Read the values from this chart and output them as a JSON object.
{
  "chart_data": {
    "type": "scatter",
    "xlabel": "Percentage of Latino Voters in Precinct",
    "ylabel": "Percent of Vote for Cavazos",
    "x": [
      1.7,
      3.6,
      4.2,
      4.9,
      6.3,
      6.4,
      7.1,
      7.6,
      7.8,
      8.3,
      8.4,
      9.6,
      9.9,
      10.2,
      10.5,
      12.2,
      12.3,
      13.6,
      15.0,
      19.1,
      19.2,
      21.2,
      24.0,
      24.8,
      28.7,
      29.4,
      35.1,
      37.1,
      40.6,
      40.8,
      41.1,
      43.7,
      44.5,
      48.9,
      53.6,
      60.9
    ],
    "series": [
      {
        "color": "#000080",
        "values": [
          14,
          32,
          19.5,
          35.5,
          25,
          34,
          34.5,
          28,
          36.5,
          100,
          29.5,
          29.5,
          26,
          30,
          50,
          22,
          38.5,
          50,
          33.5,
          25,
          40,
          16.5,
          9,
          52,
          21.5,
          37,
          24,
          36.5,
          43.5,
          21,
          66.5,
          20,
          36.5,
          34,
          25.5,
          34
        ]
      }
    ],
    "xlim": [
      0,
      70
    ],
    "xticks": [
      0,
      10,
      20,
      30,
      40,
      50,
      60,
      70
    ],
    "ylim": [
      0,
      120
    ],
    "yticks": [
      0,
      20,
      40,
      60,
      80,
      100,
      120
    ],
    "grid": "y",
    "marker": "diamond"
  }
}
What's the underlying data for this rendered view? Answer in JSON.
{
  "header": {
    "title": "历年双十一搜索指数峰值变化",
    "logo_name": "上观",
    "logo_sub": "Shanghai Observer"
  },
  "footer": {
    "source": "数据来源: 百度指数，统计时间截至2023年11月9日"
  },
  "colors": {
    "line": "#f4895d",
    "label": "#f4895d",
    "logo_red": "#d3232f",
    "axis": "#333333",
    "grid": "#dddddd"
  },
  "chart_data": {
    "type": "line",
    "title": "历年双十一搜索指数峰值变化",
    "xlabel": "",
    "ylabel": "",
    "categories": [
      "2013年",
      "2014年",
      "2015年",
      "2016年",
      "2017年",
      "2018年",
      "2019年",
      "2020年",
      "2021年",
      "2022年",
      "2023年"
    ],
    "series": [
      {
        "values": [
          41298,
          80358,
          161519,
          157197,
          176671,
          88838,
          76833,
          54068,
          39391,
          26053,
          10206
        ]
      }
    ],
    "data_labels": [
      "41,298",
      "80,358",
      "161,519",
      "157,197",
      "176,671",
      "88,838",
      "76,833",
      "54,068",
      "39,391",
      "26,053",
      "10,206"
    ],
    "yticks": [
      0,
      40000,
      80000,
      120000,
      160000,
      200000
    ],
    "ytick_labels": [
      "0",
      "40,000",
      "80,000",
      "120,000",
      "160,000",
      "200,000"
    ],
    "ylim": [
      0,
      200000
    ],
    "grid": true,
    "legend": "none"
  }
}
○ ○ ○
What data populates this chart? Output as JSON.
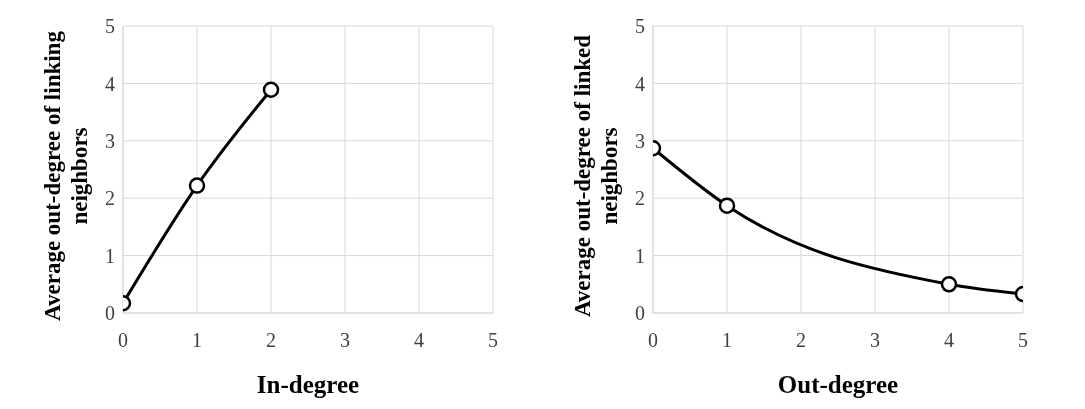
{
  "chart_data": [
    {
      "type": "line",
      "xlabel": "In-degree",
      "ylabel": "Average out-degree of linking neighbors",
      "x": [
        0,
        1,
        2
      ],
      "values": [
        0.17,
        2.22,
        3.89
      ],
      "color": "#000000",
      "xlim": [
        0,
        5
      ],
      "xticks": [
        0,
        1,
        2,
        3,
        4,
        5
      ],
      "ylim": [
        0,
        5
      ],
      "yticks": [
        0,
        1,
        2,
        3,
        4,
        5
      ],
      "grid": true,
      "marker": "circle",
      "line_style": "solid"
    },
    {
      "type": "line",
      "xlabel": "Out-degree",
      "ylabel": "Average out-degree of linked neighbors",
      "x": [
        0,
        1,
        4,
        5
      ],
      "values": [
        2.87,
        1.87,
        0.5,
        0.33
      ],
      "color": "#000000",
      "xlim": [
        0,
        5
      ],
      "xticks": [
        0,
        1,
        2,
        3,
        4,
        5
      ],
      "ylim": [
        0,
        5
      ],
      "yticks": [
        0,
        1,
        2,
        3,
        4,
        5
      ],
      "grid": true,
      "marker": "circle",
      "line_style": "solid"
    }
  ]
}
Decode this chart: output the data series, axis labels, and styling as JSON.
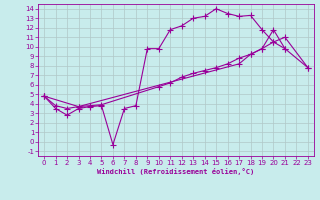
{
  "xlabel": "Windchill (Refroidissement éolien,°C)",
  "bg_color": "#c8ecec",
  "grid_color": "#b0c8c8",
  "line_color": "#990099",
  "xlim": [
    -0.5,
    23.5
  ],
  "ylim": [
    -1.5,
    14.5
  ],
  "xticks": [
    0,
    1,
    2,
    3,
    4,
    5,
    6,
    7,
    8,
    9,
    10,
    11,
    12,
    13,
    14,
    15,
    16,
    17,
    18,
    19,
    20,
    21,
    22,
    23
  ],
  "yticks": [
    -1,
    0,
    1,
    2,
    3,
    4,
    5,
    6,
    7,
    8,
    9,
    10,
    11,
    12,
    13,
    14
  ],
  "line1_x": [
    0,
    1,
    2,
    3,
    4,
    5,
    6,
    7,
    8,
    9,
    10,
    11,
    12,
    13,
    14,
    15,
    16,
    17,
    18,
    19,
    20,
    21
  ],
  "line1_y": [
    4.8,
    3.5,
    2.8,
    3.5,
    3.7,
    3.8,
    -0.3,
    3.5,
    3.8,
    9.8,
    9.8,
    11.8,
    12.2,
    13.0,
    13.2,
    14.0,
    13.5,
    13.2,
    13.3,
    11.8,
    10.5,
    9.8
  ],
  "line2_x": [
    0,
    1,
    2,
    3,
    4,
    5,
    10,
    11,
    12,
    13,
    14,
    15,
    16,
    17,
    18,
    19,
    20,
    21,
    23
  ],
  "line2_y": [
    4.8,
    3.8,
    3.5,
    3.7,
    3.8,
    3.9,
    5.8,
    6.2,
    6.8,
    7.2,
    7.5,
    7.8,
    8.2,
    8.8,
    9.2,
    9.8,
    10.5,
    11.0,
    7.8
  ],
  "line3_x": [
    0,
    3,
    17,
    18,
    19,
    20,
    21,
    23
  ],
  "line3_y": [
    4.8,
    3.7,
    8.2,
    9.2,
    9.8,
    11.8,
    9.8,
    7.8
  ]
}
○ ○ ○
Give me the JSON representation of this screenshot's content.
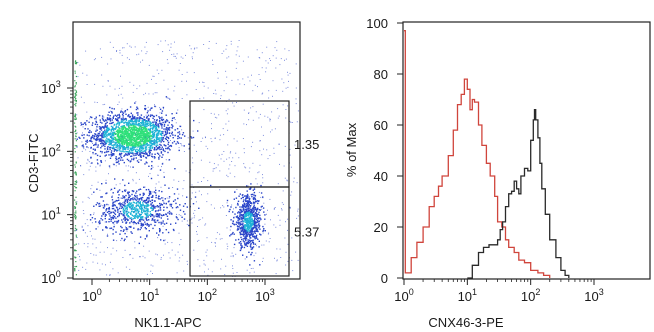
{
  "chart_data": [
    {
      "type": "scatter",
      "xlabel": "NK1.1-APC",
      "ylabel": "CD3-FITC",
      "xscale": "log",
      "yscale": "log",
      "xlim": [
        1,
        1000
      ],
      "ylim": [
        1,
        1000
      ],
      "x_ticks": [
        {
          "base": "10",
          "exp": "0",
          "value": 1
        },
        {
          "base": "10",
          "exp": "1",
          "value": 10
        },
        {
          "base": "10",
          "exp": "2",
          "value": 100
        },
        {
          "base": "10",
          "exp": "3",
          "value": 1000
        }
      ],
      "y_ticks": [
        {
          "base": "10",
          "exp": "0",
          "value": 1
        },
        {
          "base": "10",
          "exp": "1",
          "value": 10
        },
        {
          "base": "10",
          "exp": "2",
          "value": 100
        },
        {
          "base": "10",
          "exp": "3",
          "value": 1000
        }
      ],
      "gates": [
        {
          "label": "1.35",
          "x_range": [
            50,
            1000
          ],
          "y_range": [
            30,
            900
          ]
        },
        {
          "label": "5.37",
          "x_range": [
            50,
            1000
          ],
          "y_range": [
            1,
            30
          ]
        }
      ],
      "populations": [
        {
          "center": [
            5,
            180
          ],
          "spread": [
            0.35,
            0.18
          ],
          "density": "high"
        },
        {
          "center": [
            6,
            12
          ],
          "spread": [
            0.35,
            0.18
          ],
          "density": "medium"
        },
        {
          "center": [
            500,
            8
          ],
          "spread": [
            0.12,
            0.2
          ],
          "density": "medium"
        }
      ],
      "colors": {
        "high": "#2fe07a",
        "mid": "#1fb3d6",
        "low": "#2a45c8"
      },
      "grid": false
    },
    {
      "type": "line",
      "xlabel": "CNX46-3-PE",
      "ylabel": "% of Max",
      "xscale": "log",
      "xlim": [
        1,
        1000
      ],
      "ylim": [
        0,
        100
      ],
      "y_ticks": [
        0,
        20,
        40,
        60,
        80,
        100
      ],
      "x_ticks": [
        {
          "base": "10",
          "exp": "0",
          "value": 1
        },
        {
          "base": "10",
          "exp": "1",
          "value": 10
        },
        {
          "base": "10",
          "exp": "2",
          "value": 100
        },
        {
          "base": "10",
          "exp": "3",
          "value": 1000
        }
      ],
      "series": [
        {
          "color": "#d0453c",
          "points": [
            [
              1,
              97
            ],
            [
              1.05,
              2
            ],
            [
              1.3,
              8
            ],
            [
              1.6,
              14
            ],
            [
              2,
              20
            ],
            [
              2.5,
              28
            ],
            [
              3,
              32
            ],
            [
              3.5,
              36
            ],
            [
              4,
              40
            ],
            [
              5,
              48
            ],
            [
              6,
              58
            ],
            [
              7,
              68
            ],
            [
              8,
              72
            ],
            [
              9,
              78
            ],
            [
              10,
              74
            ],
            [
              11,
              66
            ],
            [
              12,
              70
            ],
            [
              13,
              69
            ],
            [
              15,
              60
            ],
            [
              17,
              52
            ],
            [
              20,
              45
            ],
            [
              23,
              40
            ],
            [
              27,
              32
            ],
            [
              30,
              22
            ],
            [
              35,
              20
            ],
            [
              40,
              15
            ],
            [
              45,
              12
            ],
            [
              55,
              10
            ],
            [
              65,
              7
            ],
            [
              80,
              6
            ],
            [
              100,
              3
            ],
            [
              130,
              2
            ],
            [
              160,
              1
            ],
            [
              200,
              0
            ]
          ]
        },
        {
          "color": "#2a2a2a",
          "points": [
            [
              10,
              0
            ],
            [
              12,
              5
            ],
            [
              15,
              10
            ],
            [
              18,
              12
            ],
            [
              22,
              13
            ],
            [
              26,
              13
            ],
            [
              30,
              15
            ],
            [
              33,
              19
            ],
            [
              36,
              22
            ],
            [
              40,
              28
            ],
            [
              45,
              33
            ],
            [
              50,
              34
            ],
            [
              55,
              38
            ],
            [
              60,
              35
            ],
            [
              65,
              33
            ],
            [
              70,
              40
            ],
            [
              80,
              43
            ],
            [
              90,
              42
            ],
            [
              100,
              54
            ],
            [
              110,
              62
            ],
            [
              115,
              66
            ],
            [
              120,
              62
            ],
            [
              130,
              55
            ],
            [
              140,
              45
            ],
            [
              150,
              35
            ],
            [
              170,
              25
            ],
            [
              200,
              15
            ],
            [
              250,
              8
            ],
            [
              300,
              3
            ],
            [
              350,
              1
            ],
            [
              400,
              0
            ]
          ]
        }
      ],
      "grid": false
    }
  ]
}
○ ○ ○
Copy every line in the listing above where the string "degree" turns up.

      "xlabel": "In-degree",
      "ylabel": "Average out-degree of linking neighbors",
      "xlabel": "Out-degree",
      "ylabel": "Average out-degree of linked neighbors",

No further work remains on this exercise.